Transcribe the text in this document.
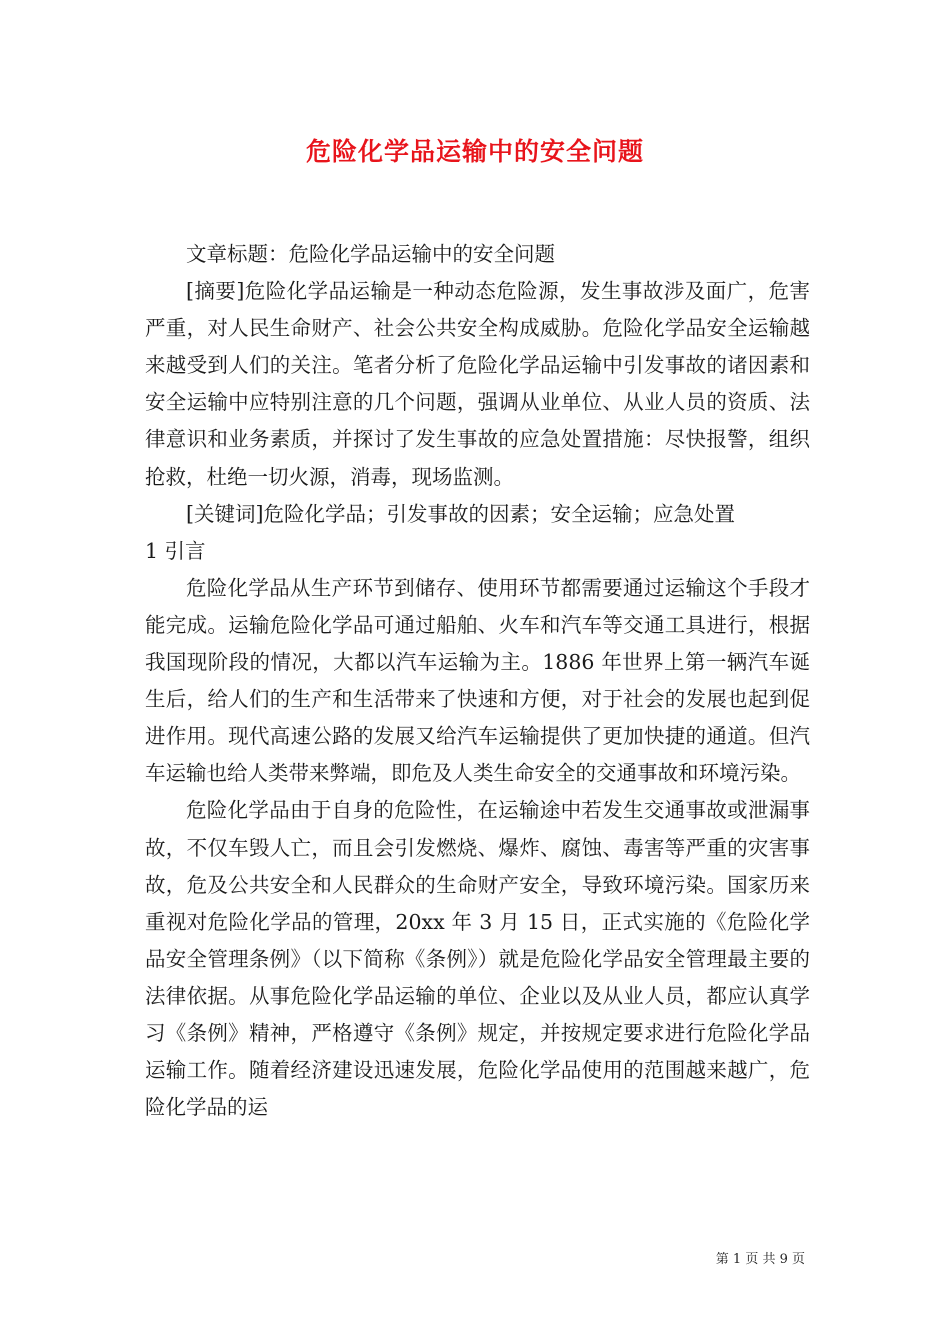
危险化学品运输中的安全问题

文章标题：危险化学品运输中的安全问题

[摘要]危险化学品运输是一种动态危险源，发生事故涉及面广，危害严重，对人民生命财产、社会公共安全构成威胁。危险化学品安全运输越来越受到人们的关注。笔者分析了危险化学品运输中引发事故的诸因素和安全运输中应特别注意的几个问题，强调从业单位、从业人员的资质、法律意识和业务素质，并探讨了发生事故的应急处置措施：尽快报警，组织抢救，杜绝一切火源，消毒，现场监测。

[关键词]危险化学品；引发事故的因素；安全运输；应急处置

1 引言

危险化学品从生产环节到储存、使用环节都需要通过运输这个手段才能完成。运输危险化学品可通过船舶、火车和汽车等交通工具进行，根据我国现阶段的情况，大都以汽车运输为主。1886 年世界上第一辆汽车诞生后，给人们的生产和生活带来了快速和方便，对于社会的发展也起到促进作用。现代高速公路的发展又给汽车运输提供了更加快捷的通道。但汽车运输也给人类带来弊端，即危及人类生命安全的交通事故和环境污染。

危险化学品由于自身的危险性，在运输途中若发生交通事故或泄漏事故，不仅车毁人亡，而且会引发燃烧、爆炸、腐蚀、毒害等严重的灾害事故，危及公共安全和人民群众的生命财产安全，导致环境污染。国家历来重视对危险化学品的管理，20xx 年 3 月 15 日，正式实施的《危险化学品安全管理条例》（以下简称《条例》）就是危险化学品安全管理最主要的法律依据。从事危险化学品运输的单位、企业以及从业人员，都应认真学习《条例》精神，严格遵守《条例》规定，并按规定要求进行危险化学品运输工作。随着经济建设迅速发展，危险化学品使用的范围越来越广，危险化学品的运

第 1 页 共 9 页
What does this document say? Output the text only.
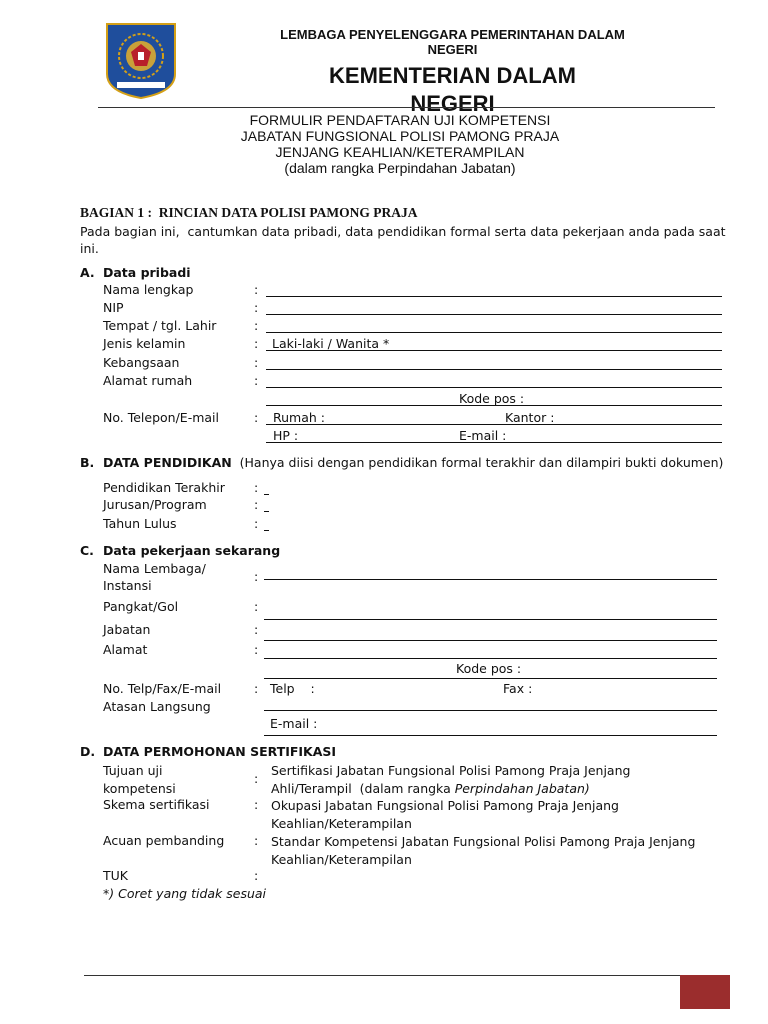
LEMBAGA PENYELENGGARA PEMERINTAHAN DALAM
NEGERI
KEMENTERIAN DALAM
NEGERI
FORMULIR PENDAFTARAN UJI KOMPETENSI
JABATAN FUNGSIONAL POLISI PAMONG PRAJA
JENJANG KEAHLIAN/KETERAMPILAN
(dalam rangka Perpindahan Jabatan)
BAGIAN 1 :  RINCIAN DATA POLISI PAMONG PRAJA
Pada bagian ini,  cantumkan data pribadi, data pendidikan formal serta data pekerjaan anda pada saat
ini.
A. Data pribadi
Nama lengkap	:
NIP	:
Tempat / tgl. Lahir	:
Jenis kelamin	: Laki-laki / Wanita *
Kebangsaan	:
Alamat rumah	:
Kode pos :
No. Telepon/E-mail	: Rumah :	Kantor :
HP :	E-mail :
B. DATA PENDIDIKAN (Hanya diisi dengan pendidikan formal terakhir dan dilampiri bukti dokumen)
Pendidikan Terakhir :
Jurusan/Program	:
Tahun Lulus	:
C. Data pekerjaan sekarang
Nama Lembaga/
Instansi
:
Pangkat/Gol	:
Jabatan	:
Alamat	:
Kode pos :
No. Telp/Fax/E-mail	: Telp    :	Fax :
Atasan Langsung
E-mail :
D. DATA PERMOHONAN SERTIFIKASI
Tujuan uji
kompetensi
:
Sertifikasi Jabatan Fungsional Polisi Pamong Praja Jenjang
Ahli/Terampil  (dalam rangka Perpindahan Jabatan)
Skema sertifikasi	: Okupasi Jabatan Fungsional Polisi Pamong Praja Jenjang
Keahlian/Keterampilan
Acuan pembanding : Standar Kompetensi Jabatan Fungsional Polisi Pamong Praja Jenjang
Keahlian/Keterampilan
TUK	:
*) Coret yang tidak sesuai
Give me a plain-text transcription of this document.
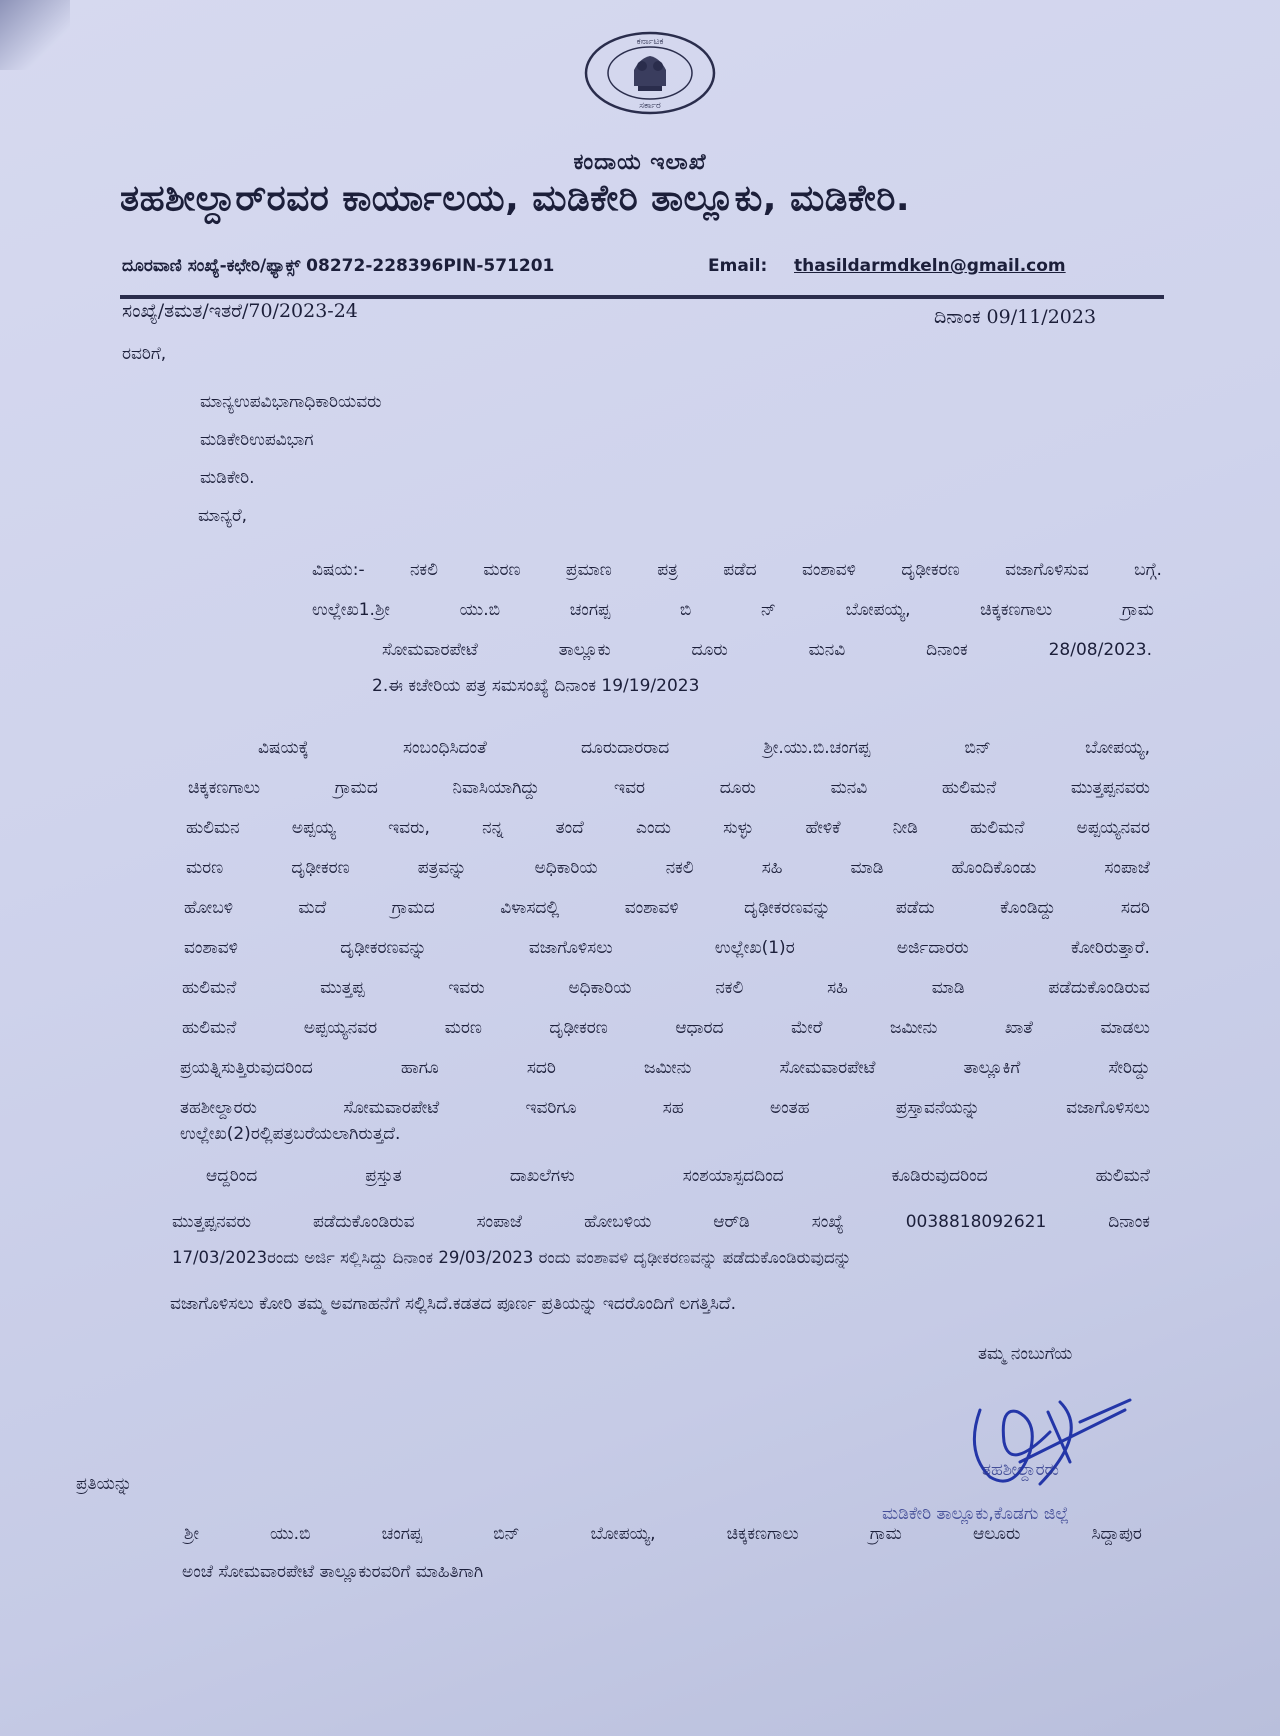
ಕರ್ನಾಟಕ
ಸರ್ಕಾರ
ಕಂದಾಯ ಇಲಾಖೆ
ತಹಶೀಲ್ದಾರ್‌ರವರ ಕಾರ್ಯಾಲಯ, ಮಡಿಕೇರಿ ತಾಲ್ಲೂಕು, ಮಡಿಕೇರಿ.
ದೂರವಾಣಿ ಸಂಖ್ಯೆ-ಕಛೇರಿ/ಫ್ಯಾಕ್ಸ್ 08272-228396PIN-571201	Email: thasildarmdkeln@gmail.com
ಸಂಖ್ಯೆ/ತಮತ/ಇತರೆ/70/2023-24	ದಿನಾಂಕ 09/11/2023
ರವರಿಗೆ,
ಮಾನ್ಯಉಪವಿಭಾಗಾಧಿಕಾರಿಯವರು
ಮಡಿಕೇರಿಉಪವಿಭಾಗ
ಮಡಿಕೇರಿ.
ಮಾನ್ಯರೆ,
ವಿಷಯ:-	ನಕಲಿ	ಮರಣ	ಪ್ರಮಾಣ	ಪತ್ರ	ಪಡೆದ	ವಂಶಾವಳಿ	ದೃಢೀಕರಣ	ವಜಾಗೊಳಿಸುವ	ಬಗ್ಗೆ.
ಉಲ್ಲೇಖ1.ಶ್ರೀ	ಯು.ಬಿ	ಚಂಗಪ್ಪ	ಬಿ	ನ್	ಬೋಪಯ್ಯ,	ಚಿಕ್ಕಕಣಗಾಲು	ಗ್ರಾಮ
ಸೋಮವಾರಪೇಟೆ	ತಾಲ್ಲೂಕು	ದೂರು	ಮನವಿ	ದಿನಾಂಕ	28/08/2023.
2.ಈ ಕಚೇರಿಯ ಪತ್ರ ಸಮಸಂಖ್ಯೆ ದಿನಾಂಕ 19/19/2023
ವಿಷಯಕ್ಕೆ	ಸಂಬಂಧಿಸಿದಂತೆ	ದೂರುದಾರರಾದ	ಶ್ರೀ.ಯು.ಬಿ.ಚಂಗಪ್ಪ	ಬಿನ್	ಬೋಪಯ್ಯ,
ಚಿಕ್ಕಕಣಗಾಲು	ಗ್ರಾಮದ	ನಿವಾಸಿಯಾಗಿದ್ದು	ಇವರ	ದೂರು	ಮನವಿ	ಹುಲಿಮನೆ	ಮುತ್ತಪ್ಪನವರು
ಹುಲಿಮನ	ಅಪ್ಪಯ್ಯ	ಇವರು,	ನನ್ನ	ತಂದೆ	ಎಂದು	ಸುಳ್ಳು	ಹೇಳಿಕೆ	ನೀಡಿ	ಹುಲಿಮನೆ	ಅಪ್ಪಯ್ಯನವರ
ಮರಣ	ದೃಢೀಕರಣ	ಪತ್ರವನ್ನು	ಅಧಿಕಾರಿಯ	ನಕಲಿ	ಸಹಿ	ಮಾಡಿ	ಹೊಂದಿಕೊಂಡು	ಸಂಪಾಜೆ
ಹೋಬಳಿ	ಮದೆ	ಗ್ರಾಮದ	ವಿಳಾಸದಲ್ಲಿ	ವಂಶಾವಳಿ	ದೃಢೀಕರಣವನ್ನು	ಪಡೆದು	ಕೊಂಡಿದ್ದು	ಸದರಿ
ವಂಶಾವಳಿ	ದೃಢೀಕರಣವನ್ನು	ವಜಾಗೊಳಿಸಲು	ಉಲ್ಲೇಖ(1)ರ	ಅರ್ಜಿದಾರರು	ಕೋರಿರುತ್ತಾರೆ.
ಹುಲಿಮನೆ	ಮುತ್ತಪ್ಪ	ಇವರು	ಅಧಿಕಾರಿಯ	ನಕಲಿ	ಸಹಿ	ಮಾಡಿ	ಪಡೆದುಕೊಂಡಿರುವ
ಹುಲಿಮನೆ	ಅಪ್ಪಯ್ಯನವರ	ಮರಣ	ದೃಢೀಕರಣ	ಆಧಾರದ	ಮೇರೆ	ಜಮೀನು	ಖಾತೆ	ಮಾಡಲು
ಪ್ರಯತ್ನಿಸುತ್ತಿರುವುದರಿಂದ	ಹಾಗೂ	ಸದರಿ	ಜಮೀನು	ಸೋಮವಾರಪೇಟೆ	ತಾಲ್ಲೂಕಿಗೆ	ಸೇರಿದ್ದು
ತಹಶೀಲ್ದಾರರು	ಸೋಮವಾರಪೇಟೆ	ಇವರಿಗೂ	ಸಹ	ಅಂತಹ	ಪ್ರಸ್ತಾವನೆಯನ್ನು	ವಜಾಗೊಳಿಸಲು
ಉಲ್ಲೇಖ(2)ರಲ್ಲಿಪತ್ರಬರೆಯಲಾಗಿರುತ್ತದೆ.
ಆದ್ದರಿಂದ	ಪ್ರಸ್ತುತ	ದಾಖಲೆಗಳು	ಸಂಶಯಾಸ್ಪದದಿಂದ	ಕೂಡಿರುವುದರಿಂದ	ಹುಲಿಮನೆ
ಮುತ್ತಪ್ಪನವರು	ಪಡೆದುಕೊಂಡಿರುವ	ಸಂಪಾಜೆ	ಹೋಬಳಿಯ	ಆರ್‌ಡಿ	ಸಂಖ್ಯೆ	0038818092621	ದಿನಾಂಕ
17/03/2023ರಂದು ಅರ್ಜಿ ಸಲ್ಲಿಸಿದ್ದು ದಿನಾಂಕ 29/03/2023 ರಂದು ವಂಶಾವಳಿ ದೃಢೀಕರಣವನ್ನು ಪಡೆದುಕೊಂಡಿರುವುದನ್ನು
ವಜಾಗೊಳಿಸಲು ಕೋರಿ ತಮ್ಮ ಅವಗಾಹನೆಗೆ ಸಲ್ಲಿಸಿದೆ.ಕಡತದ ಪೂರ್ಣ ಪ್ರತಿಯನ್ನು ಇದರೊಂದಿಗೆ ಲಗತ್ತಿಸಿದೆ.
ತಮ್ಮ ನಂಬುಗೆಯ
ತಹಶೀಲ್ದಾರರು
ಮಡಿಕೇರಿ ತಾಲ್ಲೂಕು,ಕೊಡಗು ಜಿಲ್ಲೆ
ಪ್ರತಿಯನ್ನು
ಶ್ರೀ	ಯು.ಬಿ	ಚಂಗಪ್ಪ	ಬಿನ್	ಬೋಪಯ್ಯ,	ಚಿಕ್ಕಕಣಗಾಲು	ಗ್ರಾಮ	ಆಲೂರು	ಸಿದ್ದಾಪುರ
ಅಂಚೆ ಸೋಮವಾರಪೇಟೆ ತಾಲ್ಲೂಕುರವರಿಗೆ ಮಾಹಿತಿಗಾಗಿ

+++

Beginning with the line that holds "Give me a plain-text" and ending with the last line of the material above, extract every line exactly, pictures excluded.

WORKED ANSWER
Give me a plain-text transcription of this document.
ಕರ್ನಾಟಕ
ಸರ್ಕಾರ
ಕಂದಾಯ ಇಲಾಖೆ
ತಹಶೀಲ್ದಾರ್‌ರವರ ಕಾರ್ಯಾಲಯ, ಮಡಿಕೇರಿ ತಾಲ್ಲೂಕು, ಮಡಿಕೇರಿ.
ದೂರವಾಣಿ ಸಂಖ್ಯೆ-ಕಛೇರಿ/ಫ್ಯಾಕ್ಸ್ 08272-228396PIN-571201	Email: thasildarmdkeln@gmail.com
ಸಂಖ್ಯೆ/ತಮತ/ಇತರೆ/70/2023-24	ದಿನಾಂಕ 09/11/2023
ರವರಿಗೆ,
ಮಾನ್ಯಉಪವಿಭಾಗಾಧಿಕಾರಿಯವರು
ಮಡಿಕೇರಿಉಪವಿಭಾಗ
ಮಡಿಕೇರಿ.
ಮಾನ್ಯರೆ,
ವಿಷಯ:-	ನಕಲಿ	ಮರಣ	ಪ್ರಮಾಣ	ಪತ್ರ	ಪಡೆದ	ವಂಶಾವಳಿ	ದೃಢೀಕರಣ	ವಜಾಗೊಳಿಸುವ	ಬಗ್ಗೆ.
ಉಲ್ಲೇಖ1.ಶ್ರೀ	ಯು.ಬಿ	ಚಂಗಪ್ಪ	ಬಿ	ನ್	ಬೋಪಯ್ಯ,	ಚಿಕ್ಕಕಣಗಾಲು	ಗ್ರಾಮ
ಸೋಮವಾರಪೇಟೆ	ತಾಲ್ಲೂಕು	ದೂರು	ಮನವಿ	ದಿನಾಂಕ	28/08/2023.
2.ಈ ಕಚೇರಿಯ ಪತ್ರ ಸಮಸಂಖ್ಯೆ ದಿನಾಂಕ 19/19/2023
ವಿಷಯಕ್ಕೆ	ಸಂಬಂಧಿಸಿದಂತೆ	ದೂರುದಾರರಾದ	ಶ್ರೀ.ಯು.ಬಿ.ಚಂಗಪ್ಪ	ಬಿನ್	ಬೋಪಯ್ಯ,
ಚಿಕ್ಕಕಣಗಾಲು	ಗ್ರಾಮದ	ನಿವಾಸಿಯಾಗಿದ್ದು	ಇವರ	ದೂರು	ಮನವಿ	ಹುಲಿಮನೆ	ಮುತ್ತಪ್ಪನವರು
ಹುಲಿಮನ	ಅಪ್ಪಯ್ಯ	ಇವರು,	ನನ್ನ	ತಂದೆ	ಎಂದು	ಸುಳ್ಳು	ಹೇಳಿಕೆ	ನೀಡಿ	ಹುಲಿಮನೆ	ಅಪ್ಪಯ್ಯನವರ
ಮರಣ	ದೃಢೀಕರಣ	ಪತ್ರವನ್ನು	ಅಧಿಕಾರಿಯ	ನಕಲಿ	ಸಹಿ	ಮಾಡಿ	ಹೊಂದಿಕೊಂಡು	ಸಂಪಾಜೆ
ಹೋಬಳಿ	ಮದೆ	ಗ್ರಾಮದ	ವಿಳಾಸದಲ್ಲಿ	ವಂಶಾವಳಿ	ದೃಢೀಕರಣವನ್ನು	ಪಡೆದು	ಕೊಂಡಿದ್ದು	ಸದರಿ
ವಂಶಾವಳಿ	ದೃಢೀಕರಣವನ್ನು	ವಜಾಗೊಳಿಸಲು	ಉಲ್ಲೇಖ(1)ರ	ಅರ್ಜಿದಾರರು	ಕೋರಿರುತ್ತಾರೆ.
ಹುಲಿಮನೆ	ಮುತ್ತಪ್ಪ	ಇವರು	ಅಧಿಕಾರಿಯ	ನಕಲಿ	ಸಹಿ	ಮಾಡಿ	ಪಡೆದುಕೊಂಡಿರುವ
ಹುಲಿಮನೆ	ಅಪ್ಪಯ್ಯನವರ	ಮರಣ	ದೃಢೀಕರಣ	ಆಧಾರದ	ಮೇರೆ	ಜಮೀನು	ಖಾತೆ	ಮಾಡಲು
ಪ್ರಯತ್ನಿಸುತ್ತಿರುವುದರಿಂದ	ಹಾಗೂ	ಸದರಿ	ಜಮೀನು	ಸೋಮವಾರಪೇಟೆ	ತಾಲ್ಲೂಕಿಗೆ	ಸೇರಿದ್ದು
ತಹಶೀಲ್ದಾರರು	ಸೋಮವಾರಪೇಟೆ	ಇವರಿಗೂ	ಸಹ	ಅಂತಹ	ಪ್ರಸ್ತಾವನೆಯನ್ನು	ವಜಾಗೊಳಿಸಲು
ಉಲ್ಲೇಖ(2)ರಲ್ಲಿಪತ್ರಬರೆಯಲಾಗಿರುತ್ತದೆ.
ಆದ್ದರಿಂದ	ಪ್ರಸ್ತುತ	ದಾಖಲೆಗಳು	ಸಂಶಯಾಸ್ಪದದಿಂದ	ಕೂಡಿರುವುದರಿಂದ	ಹುಲಿಮನೆ
ಮುತ್ತಪ್ಪನವರು	ಪಡೆದುಕೊಂಡಿರುವ	ಸಂಪಾಜೆ	ಹೋಬಳಿಯ	ಆರ್‌ಡಿ	ಸಂಖ್ಯೆ	0038818092621	ದಿನಾಂಕ
17/03/2023ರಂದು ಅರ್ಜಿ ಸಲ್ಲಿಸಿದ್ದು ದಿನಾಂಕ 29/03/2023 ರಂದು ವಂಶಾವಳಿ ದೃಢೀಕರಣವನ್ನು ಪಡೆದುಕೊಂಡಿರುವುದನ್ನು
ವಜಾಗೊಳಿಸಲು ಕೋರಿ ತಮ್ಮ ಅವಗಾಹನೆಗೆ ಸಲ್ಲಿಸಿದೆ.ಕಡತದ ಪೂರ್ಣ ಪ್ರತಿಯನ್ನು ಇದರೊಂದಿಗೆ ಲಗತ್ತಿಸಿದೆ.
ತಮ್ಮ ನಂಬುಗೆಯ
ತಹಶೀಲ್ದಾರರು
ಮಡಿಕೇರಿ ತಾಲ್ಲೂಕು,ಕೊಡಗು ಜಿಲ್ಲೆ
ಪ್ರತಿಯನ್ನು
ಶ್ರೀ	ಯು.ಬಿ	ಚಂಗಪ್ಪ	ಬಿನ್	ಬೋಪಯ್ಯ,	ಚಿಕ್ಕಕಣಗಾಲು	ಗ್ರಾಮ	ಆಲೂರು	ಸಿದ್ದಾಪುರ
ಅಂಚೆ ಸೋಮವಾರಪೇಟೆ ತಾಲ್ಲೂಕುರವರಿಗೆ ಮಾಹಿತಿಗಾಗಿ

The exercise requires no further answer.